**Instrução dada a**
Atualize o trecho dos registos que começa no início dos registos e termina na linha que contém "x-tick-label: 0,1 [154, 694, 178, 712]", ambos incluídos, trocando "y-tick-label" por "y-axis-label" e deixando o resto igual. Devolva apenas essas linhas.

**Texto de leitura**
○ ○ ○ ○ ○
Destarte, no âmbito desta dinâmica, se nos afigura pertinente consignar que o carácter singular do lexema “racismo” deve ser posto em dúvida, por motivos e razões, assaz óbvios. Donde, outrossim, aliás, se pode e se deve aventar a hipótese que existe racismos. E, à consideração da pluralidade dos racismos se acrescenta a do seu carácter “evolutivo”. Ou seja, evidentemente que o polimorfismo do que se denomina “o racismo”parece ser inseparável das suas metamorfoses.

E, prosseguindo assertivamente, perante o racismo, quando flagrante, parecendo, ipso facto, intolerável, impõe-se, concomitantemente envidar explicá-lo como um facto e combatê-lo como um autêntico opróbrio. Tentar, outrossim e, ainda conhecê-lo e compreendê-lo e, simultaneamente se esforçar, o máximo em reduzi-lo ou a neutralizá-lo, de molde eficaz. Também, se impõe tentar compreender a sua persistência e a sua resistência à crítica, à indignação moral consensual e às medidas práticas que o tem em mira.
○ ○ ○ ○ ○
**Material do exercício**
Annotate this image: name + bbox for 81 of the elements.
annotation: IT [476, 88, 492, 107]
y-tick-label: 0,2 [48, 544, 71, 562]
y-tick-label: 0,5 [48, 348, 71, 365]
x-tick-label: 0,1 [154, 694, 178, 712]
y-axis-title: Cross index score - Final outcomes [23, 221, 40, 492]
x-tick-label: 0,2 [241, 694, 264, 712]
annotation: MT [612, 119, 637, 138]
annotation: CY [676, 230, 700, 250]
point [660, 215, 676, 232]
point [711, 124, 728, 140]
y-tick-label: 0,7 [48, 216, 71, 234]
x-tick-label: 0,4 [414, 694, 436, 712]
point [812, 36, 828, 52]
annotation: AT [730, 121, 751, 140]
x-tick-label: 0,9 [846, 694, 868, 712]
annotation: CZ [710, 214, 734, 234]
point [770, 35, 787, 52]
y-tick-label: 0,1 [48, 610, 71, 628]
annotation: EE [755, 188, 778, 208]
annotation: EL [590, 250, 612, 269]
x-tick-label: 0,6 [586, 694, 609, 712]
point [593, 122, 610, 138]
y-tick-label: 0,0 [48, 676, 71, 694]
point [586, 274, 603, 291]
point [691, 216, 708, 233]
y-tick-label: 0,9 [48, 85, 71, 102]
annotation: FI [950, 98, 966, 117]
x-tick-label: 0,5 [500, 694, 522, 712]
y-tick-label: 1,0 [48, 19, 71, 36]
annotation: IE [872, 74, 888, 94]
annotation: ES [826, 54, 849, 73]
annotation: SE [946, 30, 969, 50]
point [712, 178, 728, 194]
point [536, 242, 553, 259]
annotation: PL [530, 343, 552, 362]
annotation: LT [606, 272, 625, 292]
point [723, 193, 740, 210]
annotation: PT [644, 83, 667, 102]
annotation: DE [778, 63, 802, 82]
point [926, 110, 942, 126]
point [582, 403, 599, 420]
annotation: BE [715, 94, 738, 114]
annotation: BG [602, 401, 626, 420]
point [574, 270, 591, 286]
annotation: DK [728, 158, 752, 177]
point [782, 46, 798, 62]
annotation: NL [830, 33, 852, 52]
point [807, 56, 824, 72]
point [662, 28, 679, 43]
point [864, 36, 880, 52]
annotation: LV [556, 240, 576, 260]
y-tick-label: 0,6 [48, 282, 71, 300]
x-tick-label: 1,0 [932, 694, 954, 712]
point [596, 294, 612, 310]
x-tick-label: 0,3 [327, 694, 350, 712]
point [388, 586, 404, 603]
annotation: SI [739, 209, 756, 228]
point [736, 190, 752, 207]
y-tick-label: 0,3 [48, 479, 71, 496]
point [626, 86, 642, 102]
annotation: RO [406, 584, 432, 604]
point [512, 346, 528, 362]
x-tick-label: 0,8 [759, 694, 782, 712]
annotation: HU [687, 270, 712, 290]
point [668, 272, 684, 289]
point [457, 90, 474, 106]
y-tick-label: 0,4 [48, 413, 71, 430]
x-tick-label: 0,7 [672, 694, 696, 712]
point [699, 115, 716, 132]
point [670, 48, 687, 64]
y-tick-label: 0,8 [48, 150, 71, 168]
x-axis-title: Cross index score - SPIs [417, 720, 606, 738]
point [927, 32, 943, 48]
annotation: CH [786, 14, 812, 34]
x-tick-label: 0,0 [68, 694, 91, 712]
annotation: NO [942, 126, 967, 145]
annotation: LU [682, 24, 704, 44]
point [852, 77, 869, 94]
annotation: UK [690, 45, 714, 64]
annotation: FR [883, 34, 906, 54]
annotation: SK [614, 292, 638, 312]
○ ○ ○ ○ ○
**Instrução dada b**
Segundo o texto sobre o racismo, de que parece ser inseparável o polimorfismo do que se denomina "o racismo"?

**Resultado da tarefa a**
Annotate this image: name + bbox for 81 of the elements.
annotation: IT [476, 88, 492, 107]
y-axis-label: 0,2 [48, 544, 71, 562]
y-axis-label: 0,5 [48, 348, 71, 365]
x-tick-label: 0,1 [154, 694, 178, 712]

**Resultado da tarefa b**
Das suas metamorfoses.